TASK OBJECTIVE: List, from the lines below, each one with "name" in it.

Dataset entries on figures
----

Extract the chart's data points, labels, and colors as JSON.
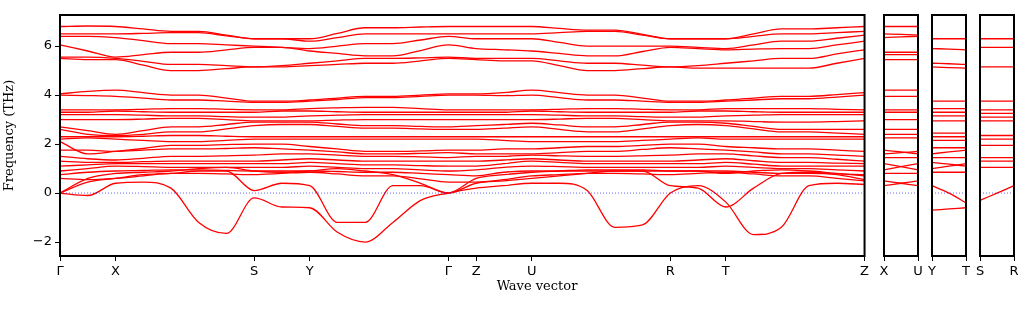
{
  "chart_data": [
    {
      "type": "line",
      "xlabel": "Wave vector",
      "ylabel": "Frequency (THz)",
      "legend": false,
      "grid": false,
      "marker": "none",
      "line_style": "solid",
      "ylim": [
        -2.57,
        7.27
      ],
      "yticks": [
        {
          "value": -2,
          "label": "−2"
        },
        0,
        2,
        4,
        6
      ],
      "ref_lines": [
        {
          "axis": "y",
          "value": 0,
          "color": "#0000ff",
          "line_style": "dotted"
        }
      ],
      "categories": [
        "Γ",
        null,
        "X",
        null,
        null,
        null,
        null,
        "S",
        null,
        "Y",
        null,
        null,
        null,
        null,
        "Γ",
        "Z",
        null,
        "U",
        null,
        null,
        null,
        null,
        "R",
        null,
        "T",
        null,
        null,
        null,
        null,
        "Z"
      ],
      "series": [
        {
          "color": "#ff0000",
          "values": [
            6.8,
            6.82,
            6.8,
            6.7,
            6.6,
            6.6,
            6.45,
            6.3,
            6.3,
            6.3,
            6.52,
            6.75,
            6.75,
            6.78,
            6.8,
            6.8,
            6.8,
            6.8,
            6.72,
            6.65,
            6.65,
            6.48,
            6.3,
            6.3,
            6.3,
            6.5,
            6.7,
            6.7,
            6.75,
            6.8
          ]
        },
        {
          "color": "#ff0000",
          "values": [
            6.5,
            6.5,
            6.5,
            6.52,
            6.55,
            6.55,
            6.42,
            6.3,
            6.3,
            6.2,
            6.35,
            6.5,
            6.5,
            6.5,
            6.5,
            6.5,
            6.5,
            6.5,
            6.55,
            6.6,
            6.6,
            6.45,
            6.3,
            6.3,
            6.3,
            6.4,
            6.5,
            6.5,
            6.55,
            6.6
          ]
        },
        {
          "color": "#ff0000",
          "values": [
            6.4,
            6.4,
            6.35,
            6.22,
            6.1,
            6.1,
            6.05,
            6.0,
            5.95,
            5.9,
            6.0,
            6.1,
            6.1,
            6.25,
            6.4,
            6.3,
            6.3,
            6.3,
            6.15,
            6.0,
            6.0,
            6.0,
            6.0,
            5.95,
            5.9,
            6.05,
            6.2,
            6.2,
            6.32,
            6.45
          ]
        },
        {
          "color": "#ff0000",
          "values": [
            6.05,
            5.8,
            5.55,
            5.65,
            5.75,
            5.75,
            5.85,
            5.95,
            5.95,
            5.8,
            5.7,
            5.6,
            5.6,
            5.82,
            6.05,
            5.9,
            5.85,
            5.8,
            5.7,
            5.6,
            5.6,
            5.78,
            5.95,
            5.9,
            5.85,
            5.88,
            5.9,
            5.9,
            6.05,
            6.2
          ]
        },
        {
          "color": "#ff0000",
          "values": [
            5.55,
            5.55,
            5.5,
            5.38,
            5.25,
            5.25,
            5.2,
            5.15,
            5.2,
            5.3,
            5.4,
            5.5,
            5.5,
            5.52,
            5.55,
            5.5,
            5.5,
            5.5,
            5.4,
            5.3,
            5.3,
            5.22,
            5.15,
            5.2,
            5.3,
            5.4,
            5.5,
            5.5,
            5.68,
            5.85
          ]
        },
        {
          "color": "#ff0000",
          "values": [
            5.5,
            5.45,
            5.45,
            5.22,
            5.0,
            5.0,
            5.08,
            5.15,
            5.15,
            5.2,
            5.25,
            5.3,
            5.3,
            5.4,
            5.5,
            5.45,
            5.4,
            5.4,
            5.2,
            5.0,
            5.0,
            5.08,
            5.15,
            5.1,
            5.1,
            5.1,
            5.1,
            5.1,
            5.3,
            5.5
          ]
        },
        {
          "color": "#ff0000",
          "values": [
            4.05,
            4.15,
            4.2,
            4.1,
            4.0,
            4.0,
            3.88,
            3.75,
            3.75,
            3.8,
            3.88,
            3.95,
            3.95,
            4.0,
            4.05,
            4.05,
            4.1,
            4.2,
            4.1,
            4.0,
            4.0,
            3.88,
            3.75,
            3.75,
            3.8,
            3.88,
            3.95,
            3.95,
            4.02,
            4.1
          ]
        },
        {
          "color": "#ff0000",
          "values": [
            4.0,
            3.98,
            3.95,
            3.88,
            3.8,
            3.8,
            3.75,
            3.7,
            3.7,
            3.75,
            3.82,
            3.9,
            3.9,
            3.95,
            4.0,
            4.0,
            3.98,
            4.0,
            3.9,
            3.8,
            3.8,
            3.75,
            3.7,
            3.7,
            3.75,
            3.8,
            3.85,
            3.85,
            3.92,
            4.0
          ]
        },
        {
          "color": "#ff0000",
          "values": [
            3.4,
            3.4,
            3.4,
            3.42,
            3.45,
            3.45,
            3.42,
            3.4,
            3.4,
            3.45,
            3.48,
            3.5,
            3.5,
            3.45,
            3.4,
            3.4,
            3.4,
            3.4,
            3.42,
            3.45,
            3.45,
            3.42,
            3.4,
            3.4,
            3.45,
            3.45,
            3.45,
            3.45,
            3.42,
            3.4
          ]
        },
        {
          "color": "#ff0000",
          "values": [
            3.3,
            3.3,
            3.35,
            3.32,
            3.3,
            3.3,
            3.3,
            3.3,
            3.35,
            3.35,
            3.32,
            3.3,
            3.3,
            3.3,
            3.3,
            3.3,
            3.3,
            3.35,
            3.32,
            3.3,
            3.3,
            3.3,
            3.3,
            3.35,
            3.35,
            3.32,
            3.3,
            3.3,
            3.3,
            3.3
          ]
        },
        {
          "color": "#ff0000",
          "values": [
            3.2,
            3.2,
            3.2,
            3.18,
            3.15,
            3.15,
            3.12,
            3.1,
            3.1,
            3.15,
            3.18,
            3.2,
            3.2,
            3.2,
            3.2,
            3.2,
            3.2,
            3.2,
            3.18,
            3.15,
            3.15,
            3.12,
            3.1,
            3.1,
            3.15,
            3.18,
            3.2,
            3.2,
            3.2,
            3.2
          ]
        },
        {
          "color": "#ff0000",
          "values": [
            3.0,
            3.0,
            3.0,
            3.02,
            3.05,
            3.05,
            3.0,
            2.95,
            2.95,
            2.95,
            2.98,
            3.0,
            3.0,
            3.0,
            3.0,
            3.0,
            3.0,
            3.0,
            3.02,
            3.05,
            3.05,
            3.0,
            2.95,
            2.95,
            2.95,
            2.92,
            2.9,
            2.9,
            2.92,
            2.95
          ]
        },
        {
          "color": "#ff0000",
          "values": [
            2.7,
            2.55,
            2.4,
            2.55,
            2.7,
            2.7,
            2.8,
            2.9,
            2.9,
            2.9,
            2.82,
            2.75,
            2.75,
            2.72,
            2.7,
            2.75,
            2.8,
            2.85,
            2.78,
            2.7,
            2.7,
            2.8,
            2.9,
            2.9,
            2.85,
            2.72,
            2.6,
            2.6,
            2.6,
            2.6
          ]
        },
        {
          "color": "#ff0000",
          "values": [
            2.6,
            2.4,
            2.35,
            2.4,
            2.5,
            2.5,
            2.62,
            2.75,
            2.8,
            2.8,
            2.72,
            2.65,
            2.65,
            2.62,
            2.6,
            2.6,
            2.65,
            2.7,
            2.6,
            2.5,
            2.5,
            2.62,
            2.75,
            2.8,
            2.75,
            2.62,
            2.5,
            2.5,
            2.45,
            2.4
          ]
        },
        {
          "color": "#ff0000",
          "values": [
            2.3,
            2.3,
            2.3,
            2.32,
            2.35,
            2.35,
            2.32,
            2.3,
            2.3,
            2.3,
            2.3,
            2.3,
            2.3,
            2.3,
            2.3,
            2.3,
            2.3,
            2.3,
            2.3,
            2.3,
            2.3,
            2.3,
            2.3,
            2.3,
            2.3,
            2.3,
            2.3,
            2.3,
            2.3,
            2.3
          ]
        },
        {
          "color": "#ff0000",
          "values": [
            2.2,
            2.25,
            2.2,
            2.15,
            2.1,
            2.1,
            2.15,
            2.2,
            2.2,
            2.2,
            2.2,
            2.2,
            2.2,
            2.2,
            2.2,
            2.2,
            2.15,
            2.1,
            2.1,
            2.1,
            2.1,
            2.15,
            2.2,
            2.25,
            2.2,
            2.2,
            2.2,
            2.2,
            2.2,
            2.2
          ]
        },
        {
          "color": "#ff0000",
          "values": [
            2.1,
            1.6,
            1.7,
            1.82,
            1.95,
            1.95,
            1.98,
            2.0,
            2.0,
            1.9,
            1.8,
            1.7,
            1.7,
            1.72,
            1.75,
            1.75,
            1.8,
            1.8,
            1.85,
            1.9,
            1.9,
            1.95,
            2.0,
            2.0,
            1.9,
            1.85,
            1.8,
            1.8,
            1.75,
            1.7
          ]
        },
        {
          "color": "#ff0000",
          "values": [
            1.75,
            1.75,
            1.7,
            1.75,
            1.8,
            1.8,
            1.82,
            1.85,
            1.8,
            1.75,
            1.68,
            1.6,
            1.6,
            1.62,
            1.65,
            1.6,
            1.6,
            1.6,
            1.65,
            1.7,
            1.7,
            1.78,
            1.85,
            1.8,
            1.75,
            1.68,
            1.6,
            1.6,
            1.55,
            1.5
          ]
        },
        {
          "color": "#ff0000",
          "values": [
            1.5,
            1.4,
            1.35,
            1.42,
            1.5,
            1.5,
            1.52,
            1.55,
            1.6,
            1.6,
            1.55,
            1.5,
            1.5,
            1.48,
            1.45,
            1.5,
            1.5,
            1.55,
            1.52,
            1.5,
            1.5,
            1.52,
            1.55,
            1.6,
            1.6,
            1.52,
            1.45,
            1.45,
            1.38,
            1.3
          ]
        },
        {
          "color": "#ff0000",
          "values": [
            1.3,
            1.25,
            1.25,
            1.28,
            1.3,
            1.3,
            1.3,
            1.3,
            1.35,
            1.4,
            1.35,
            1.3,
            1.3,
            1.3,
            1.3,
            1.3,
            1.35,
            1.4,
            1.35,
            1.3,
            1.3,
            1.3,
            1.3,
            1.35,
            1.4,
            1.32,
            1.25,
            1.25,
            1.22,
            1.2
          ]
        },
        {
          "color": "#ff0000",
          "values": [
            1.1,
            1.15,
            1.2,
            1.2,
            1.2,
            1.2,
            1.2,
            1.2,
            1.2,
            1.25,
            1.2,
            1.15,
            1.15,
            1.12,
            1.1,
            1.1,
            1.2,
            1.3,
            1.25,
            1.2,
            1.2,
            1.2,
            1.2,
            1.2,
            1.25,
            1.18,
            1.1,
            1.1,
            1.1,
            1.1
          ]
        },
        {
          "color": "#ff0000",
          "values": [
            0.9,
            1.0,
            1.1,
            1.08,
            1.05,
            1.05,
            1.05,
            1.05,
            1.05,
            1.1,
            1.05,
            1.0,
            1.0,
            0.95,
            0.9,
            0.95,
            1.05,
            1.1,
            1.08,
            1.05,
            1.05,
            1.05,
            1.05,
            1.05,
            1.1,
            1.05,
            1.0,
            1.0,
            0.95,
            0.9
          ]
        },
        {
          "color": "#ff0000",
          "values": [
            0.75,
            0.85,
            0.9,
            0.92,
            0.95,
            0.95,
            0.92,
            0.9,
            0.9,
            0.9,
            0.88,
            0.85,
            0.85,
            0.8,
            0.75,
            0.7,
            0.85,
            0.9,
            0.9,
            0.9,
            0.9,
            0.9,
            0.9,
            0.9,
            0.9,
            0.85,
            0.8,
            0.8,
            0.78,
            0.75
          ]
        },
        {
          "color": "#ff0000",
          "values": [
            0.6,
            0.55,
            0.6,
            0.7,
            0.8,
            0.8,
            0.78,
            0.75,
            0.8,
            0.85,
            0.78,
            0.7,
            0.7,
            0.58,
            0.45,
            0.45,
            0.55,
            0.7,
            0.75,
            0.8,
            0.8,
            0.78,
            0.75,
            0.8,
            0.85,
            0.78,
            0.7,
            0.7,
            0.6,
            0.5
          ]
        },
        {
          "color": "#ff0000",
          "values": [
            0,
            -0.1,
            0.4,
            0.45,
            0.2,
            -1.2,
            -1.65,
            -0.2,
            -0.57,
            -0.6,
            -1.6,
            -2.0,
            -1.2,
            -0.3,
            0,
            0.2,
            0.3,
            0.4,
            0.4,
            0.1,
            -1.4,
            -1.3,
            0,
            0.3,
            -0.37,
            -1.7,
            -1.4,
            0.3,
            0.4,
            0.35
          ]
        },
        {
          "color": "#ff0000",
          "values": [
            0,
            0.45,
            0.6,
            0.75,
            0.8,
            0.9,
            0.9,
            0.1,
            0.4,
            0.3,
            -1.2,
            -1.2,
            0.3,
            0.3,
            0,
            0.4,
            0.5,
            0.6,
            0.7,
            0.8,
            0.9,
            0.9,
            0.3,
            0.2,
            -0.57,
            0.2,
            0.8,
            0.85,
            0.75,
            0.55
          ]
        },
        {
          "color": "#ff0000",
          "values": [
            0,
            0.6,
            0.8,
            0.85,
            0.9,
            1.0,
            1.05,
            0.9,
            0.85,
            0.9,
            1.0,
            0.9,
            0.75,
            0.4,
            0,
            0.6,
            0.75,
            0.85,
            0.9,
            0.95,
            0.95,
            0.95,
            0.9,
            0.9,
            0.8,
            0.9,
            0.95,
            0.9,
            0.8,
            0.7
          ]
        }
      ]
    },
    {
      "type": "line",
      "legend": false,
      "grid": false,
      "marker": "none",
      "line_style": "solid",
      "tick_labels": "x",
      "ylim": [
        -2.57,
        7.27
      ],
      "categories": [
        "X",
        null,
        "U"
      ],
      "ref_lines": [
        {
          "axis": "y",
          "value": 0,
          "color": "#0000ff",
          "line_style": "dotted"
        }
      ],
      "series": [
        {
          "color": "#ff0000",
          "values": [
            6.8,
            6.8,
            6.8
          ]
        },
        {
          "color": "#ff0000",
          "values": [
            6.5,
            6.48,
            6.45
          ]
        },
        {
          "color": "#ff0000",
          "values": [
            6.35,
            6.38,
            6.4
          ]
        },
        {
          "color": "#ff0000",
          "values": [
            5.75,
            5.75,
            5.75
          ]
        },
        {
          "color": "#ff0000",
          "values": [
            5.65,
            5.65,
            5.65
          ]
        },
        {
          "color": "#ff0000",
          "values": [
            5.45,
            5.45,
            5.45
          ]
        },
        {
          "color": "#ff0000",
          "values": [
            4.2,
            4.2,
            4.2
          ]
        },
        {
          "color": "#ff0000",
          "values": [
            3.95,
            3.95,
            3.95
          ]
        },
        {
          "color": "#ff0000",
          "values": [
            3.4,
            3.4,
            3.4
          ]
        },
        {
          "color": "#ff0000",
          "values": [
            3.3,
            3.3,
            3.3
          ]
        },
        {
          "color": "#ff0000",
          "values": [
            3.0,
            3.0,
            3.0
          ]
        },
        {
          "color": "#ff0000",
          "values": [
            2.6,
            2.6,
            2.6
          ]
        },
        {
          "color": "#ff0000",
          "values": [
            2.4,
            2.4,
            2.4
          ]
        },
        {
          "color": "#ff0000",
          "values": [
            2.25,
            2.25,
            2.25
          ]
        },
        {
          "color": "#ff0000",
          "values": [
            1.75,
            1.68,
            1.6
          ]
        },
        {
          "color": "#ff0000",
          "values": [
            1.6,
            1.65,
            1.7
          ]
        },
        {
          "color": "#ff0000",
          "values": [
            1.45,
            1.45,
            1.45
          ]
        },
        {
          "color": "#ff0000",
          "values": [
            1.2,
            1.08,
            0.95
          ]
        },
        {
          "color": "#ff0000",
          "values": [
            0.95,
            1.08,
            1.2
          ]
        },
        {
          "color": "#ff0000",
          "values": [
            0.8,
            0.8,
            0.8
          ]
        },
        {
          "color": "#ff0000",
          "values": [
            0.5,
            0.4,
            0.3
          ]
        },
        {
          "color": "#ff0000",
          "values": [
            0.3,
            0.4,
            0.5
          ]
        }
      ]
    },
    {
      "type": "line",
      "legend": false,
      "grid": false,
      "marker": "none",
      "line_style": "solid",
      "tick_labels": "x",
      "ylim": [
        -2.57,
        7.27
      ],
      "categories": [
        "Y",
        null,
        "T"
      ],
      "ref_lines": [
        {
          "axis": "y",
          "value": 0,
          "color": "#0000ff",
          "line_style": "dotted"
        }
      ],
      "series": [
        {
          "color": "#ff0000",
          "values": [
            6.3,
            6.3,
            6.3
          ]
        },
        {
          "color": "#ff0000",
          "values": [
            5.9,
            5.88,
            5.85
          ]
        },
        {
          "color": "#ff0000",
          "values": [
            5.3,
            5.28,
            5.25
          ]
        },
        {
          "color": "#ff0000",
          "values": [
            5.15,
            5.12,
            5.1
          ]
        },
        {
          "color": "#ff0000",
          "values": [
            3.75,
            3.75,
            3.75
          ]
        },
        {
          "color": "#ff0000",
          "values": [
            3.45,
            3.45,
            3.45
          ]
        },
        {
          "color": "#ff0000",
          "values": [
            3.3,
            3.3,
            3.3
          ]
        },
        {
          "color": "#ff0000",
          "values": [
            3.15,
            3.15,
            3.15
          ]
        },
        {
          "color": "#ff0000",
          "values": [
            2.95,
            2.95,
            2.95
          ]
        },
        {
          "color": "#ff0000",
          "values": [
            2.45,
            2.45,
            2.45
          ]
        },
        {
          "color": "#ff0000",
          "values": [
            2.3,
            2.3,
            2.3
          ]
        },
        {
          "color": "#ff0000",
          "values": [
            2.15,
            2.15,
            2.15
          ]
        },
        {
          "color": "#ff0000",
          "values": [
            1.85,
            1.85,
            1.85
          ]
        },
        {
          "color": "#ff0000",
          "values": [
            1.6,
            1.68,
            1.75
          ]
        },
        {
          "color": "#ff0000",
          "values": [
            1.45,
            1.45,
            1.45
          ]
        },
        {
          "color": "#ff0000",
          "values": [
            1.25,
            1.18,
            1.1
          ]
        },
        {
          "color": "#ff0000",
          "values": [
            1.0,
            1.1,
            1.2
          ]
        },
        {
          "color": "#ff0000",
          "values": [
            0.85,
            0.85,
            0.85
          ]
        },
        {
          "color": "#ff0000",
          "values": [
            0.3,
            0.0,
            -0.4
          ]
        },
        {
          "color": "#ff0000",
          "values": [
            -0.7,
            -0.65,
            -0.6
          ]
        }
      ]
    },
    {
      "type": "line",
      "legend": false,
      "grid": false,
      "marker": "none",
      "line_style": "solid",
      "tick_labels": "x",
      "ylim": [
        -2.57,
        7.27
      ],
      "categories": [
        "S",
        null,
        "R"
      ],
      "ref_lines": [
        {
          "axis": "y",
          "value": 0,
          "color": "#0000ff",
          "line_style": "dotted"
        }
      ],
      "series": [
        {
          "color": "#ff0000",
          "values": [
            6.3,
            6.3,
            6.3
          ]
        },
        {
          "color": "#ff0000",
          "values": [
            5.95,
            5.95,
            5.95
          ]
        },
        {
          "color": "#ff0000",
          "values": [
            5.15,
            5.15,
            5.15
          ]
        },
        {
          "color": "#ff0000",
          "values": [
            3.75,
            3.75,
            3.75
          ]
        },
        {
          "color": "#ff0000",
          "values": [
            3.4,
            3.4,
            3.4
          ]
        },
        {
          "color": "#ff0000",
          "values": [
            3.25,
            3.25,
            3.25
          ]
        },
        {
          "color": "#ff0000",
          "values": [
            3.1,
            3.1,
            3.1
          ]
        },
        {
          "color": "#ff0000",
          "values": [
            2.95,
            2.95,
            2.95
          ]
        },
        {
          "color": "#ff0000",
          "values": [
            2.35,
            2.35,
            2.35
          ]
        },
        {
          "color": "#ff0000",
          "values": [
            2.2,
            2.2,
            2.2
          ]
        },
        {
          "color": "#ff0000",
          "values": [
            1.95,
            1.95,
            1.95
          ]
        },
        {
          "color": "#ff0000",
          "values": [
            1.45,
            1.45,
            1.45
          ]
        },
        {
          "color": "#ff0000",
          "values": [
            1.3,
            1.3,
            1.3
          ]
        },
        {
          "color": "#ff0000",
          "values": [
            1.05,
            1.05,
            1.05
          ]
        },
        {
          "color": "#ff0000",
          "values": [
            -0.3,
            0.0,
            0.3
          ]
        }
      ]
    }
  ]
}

----

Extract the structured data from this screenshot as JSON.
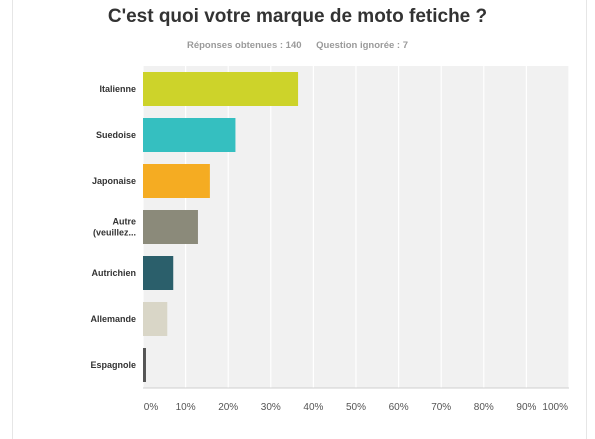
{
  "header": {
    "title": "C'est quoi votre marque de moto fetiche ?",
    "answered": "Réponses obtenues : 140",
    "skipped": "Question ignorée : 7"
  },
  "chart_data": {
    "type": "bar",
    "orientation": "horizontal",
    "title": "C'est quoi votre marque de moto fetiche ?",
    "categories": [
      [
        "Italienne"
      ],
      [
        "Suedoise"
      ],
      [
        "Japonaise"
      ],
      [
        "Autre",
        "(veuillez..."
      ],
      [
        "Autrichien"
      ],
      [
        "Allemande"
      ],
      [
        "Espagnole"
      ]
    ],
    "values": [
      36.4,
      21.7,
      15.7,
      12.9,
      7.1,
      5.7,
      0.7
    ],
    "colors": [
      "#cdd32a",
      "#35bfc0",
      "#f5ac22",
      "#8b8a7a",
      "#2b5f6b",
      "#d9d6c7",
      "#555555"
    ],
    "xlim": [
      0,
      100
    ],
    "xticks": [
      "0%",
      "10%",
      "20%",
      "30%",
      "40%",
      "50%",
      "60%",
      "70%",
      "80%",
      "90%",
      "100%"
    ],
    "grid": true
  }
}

----

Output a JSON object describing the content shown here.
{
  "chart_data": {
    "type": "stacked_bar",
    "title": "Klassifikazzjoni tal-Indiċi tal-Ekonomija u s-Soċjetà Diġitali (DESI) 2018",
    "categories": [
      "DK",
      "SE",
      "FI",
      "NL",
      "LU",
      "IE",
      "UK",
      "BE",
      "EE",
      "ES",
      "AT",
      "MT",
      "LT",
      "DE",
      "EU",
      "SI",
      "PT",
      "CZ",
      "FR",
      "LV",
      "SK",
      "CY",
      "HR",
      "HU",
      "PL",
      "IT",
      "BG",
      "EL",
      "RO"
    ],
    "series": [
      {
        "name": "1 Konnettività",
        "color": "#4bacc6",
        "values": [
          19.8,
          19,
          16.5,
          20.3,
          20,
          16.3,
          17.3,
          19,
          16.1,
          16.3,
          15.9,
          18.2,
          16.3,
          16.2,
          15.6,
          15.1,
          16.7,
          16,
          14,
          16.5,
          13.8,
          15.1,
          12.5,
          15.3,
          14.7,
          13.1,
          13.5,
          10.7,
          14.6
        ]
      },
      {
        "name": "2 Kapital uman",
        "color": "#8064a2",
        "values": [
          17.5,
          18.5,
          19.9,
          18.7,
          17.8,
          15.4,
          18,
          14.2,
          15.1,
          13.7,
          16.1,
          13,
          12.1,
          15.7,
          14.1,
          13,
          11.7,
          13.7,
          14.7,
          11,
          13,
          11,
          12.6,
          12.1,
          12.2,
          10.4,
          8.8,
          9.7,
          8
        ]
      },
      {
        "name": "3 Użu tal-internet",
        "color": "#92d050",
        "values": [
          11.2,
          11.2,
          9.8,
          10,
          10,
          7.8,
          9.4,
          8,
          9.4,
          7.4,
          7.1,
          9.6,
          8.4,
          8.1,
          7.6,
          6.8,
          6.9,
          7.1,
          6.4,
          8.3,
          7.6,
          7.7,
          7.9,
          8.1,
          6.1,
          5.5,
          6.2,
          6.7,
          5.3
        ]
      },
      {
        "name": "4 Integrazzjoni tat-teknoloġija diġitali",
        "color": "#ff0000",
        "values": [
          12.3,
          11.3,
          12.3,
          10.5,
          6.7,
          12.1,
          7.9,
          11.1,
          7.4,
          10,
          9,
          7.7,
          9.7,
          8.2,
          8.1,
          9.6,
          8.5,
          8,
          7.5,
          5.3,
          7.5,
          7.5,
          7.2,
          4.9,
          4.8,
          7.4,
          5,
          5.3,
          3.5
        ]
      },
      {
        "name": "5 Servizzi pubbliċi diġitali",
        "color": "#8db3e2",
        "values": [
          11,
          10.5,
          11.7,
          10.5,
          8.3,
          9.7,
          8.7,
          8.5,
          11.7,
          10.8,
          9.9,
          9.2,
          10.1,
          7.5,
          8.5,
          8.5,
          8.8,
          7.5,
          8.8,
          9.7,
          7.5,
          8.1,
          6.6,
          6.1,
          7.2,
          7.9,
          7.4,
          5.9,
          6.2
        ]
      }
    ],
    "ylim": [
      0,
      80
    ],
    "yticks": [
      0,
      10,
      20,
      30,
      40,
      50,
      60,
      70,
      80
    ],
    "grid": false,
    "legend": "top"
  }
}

----

RESPONSE:
        "name": "1 Konnettività",
        "name": "2 Kapital uman",
        "name": "3 Użu tal-internet",
        "name": "4 Integrazzjoni tat-teknoloġija diġitali",
        "name": "5 Servizzi pubbliċi diġitali",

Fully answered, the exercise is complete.